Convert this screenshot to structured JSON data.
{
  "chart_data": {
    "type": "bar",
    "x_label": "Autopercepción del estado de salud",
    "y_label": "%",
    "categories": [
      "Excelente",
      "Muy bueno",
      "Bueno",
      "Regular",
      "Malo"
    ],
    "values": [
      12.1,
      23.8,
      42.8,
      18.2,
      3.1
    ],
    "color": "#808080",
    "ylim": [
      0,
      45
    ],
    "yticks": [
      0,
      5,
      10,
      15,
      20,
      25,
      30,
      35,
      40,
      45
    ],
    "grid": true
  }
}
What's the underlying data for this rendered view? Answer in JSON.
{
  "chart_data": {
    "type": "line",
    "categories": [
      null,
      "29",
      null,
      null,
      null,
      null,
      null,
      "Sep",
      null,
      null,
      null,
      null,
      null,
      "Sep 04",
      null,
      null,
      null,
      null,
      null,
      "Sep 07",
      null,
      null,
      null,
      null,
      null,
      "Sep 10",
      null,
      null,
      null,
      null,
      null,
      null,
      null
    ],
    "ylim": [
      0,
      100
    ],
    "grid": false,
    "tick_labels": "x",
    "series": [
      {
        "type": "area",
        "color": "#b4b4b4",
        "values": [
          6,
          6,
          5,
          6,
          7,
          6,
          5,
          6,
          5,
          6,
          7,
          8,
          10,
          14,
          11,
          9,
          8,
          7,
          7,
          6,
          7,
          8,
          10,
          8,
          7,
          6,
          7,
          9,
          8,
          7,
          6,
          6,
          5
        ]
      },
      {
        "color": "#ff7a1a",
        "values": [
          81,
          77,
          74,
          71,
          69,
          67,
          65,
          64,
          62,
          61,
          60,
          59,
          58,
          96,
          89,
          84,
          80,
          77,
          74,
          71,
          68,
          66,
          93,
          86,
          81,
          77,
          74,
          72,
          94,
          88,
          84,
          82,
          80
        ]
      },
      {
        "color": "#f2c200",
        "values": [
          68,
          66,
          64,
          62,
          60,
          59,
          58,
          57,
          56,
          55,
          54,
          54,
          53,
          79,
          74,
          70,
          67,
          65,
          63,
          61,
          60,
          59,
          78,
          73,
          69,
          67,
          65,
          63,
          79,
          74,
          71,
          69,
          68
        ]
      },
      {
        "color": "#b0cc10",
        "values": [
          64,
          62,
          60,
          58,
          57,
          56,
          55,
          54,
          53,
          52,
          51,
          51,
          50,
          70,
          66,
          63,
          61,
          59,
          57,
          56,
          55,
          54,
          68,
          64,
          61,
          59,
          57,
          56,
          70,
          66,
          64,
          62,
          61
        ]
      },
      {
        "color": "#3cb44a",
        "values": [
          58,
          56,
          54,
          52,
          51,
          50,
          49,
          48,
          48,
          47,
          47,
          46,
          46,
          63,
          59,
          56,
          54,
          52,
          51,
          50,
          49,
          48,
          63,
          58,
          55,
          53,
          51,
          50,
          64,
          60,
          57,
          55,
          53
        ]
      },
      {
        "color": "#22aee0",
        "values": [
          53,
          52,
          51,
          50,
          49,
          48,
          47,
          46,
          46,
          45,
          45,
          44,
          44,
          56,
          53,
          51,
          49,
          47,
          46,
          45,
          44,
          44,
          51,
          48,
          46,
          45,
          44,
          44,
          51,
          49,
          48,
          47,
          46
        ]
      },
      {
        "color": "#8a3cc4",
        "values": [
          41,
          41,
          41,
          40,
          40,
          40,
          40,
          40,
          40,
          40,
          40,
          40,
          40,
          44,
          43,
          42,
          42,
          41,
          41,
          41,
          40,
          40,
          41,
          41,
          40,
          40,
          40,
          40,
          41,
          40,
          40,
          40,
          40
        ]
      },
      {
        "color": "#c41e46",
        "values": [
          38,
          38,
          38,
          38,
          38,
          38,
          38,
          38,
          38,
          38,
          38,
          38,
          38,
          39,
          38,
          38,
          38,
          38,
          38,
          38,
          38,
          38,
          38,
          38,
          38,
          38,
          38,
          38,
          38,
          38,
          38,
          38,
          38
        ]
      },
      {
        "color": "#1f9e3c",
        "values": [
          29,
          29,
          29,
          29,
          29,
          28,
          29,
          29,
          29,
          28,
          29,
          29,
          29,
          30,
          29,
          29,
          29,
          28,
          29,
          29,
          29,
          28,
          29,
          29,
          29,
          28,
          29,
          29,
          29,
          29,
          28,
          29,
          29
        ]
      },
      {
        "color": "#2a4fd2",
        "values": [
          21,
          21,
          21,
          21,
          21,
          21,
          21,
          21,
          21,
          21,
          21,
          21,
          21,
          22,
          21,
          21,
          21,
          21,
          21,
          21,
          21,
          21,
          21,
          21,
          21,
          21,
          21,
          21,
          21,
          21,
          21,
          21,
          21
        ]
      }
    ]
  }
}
# # # # #
Which lines hold the string "JSON"? Copy all of them from the data above.

**ANSWER TO THIS PROBLEM**
Convert this screenshot to structured JSON data.
What's the underlying data for this rendered view? Answer in JSON.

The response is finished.